__What to produce__
Give the listing again in full, exactly as written.
** START Data provided **
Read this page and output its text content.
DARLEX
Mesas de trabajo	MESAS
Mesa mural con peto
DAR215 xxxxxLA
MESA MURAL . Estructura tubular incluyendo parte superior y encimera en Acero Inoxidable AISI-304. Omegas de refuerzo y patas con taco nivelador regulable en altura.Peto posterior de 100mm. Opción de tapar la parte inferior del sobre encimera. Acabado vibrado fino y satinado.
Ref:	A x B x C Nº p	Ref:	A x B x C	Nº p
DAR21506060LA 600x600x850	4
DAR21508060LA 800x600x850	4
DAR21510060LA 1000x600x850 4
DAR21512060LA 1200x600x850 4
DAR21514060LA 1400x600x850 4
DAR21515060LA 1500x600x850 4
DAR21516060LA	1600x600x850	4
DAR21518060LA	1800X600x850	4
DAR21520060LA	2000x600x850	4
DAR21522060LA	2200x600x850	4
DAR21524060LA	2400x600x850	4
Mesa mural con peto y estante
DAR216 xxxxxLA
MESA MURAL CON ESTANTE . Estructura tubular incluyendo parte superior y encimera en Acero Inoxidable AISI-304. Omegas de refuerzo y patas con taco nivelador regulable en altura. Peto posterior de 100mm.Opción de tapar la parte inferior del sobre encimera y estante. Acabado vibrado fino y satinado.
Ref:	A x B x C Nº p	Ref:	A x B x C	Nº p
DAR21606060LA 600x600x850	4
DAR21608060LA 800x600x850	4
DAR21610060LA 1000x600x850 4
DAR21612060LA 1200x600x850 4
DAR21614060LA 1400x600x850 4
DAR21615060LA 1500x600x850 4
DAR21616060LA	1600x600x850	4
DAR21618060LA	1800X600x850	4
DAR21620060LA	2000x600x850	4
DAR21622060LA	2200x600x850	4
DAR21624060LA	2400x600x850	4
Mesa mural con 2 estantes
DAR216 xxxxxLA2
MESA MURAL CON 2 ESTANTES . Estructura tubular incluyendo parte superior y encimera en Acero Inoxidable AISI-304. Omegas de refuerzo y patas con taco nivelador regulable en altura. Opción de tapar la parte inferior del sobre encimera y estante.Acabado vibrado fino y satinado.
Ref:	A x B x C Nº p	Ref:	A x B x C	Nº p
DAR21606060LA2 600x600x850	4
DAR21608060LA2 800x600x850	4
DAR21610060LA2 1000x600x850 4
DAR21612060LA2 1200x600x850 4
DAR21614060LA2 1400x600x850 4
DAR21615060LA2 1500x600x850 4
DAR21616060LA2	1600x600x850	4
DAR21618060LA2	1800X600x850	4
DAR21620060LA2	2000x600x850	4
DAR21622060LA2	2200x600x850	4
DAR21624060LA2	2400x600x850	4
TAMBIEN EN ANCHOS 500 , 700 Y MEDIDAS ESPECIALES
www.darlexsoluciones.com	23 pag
** END Data provided **
__Output below__
Read this page and output its text content.
DARLEX
Mesas de trabajo	MESAS
Mesa mural con peto
DAR215 xxxxxLA
MESA MURAL . Estructura tubular incluyendo parte superior y encimera en Acero Inoxidable AISI-304. Omegas de refuerzo y patas con taco nivelador regulable en altura.Peto posterior de 100mm. Opción de tapar la parte inferior del sobre encimera. Acabado vibrado fino y satinado.
Ref:	A x B x C Nº p	Ref:	A x B x C	Nº p
DAR21506060LA 600x600x850	4
DAR21508060LA 800x600x850	4
DAR21510060LA 1000x600x850 4
DAR21512060LA 1200x600x850 4
DAR21514060LA 1400x600x850 4
DAR21515060LA 1500x600x850 4
DAR21516060LA	1600x600x850	4
DAR21518060LA	1800X600x850	4
DAR21520060LA	2000x600x850	4
DAR21522060LA	2200x600x850	4
DAR21524060LA	2400x600x850	4
Mesa mural con peto y estante
DAR216 xxxxxLA
MESA MURAL CON ESTANTE . Estructura tubular incluyendo parte superior y encimera en Acero Inoxidable AISI-304. Omegas de refuerzo y patas con taco nivelador regulable en altura. Peto posterior de 100mm.Opción de tapar la parte inferior del sobre encimera y estante. Acabado vibrado fino y satinado.
Ref:	A x B x C Nº p	Ref:	A x B x C	Nº p
DAR21606060LA 600x600x850	4
DAR21608060LA 800x600x850	4
DAR21610060LA 1000x600x850 4
DAR21612060LA 1200x600x850 4
DAR21614060LA 1400x600x850 4
DAR21615060LA 1500x600x850 4
DAR21616060LA	1600x600x850	4
DAR21618060LA	1800X600x850	4
DAR21620060LA	2000x600x850	4
DAR21622060LA	2200x600x850	4
DAR21624060LA	2400x600x850	4
Mesa mural con 2 estantes
DAR216 xxxxxLA2
MESA MURAL CON 2 ESTANTES . Estructura tubular incluyendo parte superior y encimera en Acero Inoxidable AISI-304. Omegas de refuerzo y patas con taco nivelador regulable en altura. Opción de tapar la parte inferior del sobre encimera y estante.Acabado vibrado fino y satinado.
Ref:	A x B x C Nº p	Ref:	A x B x C	Nº p
DAR21606060LA2 600x600x850	4
DAR21608060LA2 800x600x850	4
DAR21610060LA2 1000x600x850 4
DAR21612060LA2 1200x600x850 4
DAR21614060LA2 1400x600x850 4
DAR21615060LA2 1500x600x850 4
DAR21616060LA2	1600x600x850	4
DAR21618060LA2	1800X600x850	4
DAR21620060LA2	2000x600x850	4
DAR21622060LA2	2200x600x850	4
DAR21624060LA2	2400x600x850	4
TAMBIEN EN ANCHOS 500 , 700 Y MEDIDAS ESPECIALES
www.darlexsoluciones.com	23 pag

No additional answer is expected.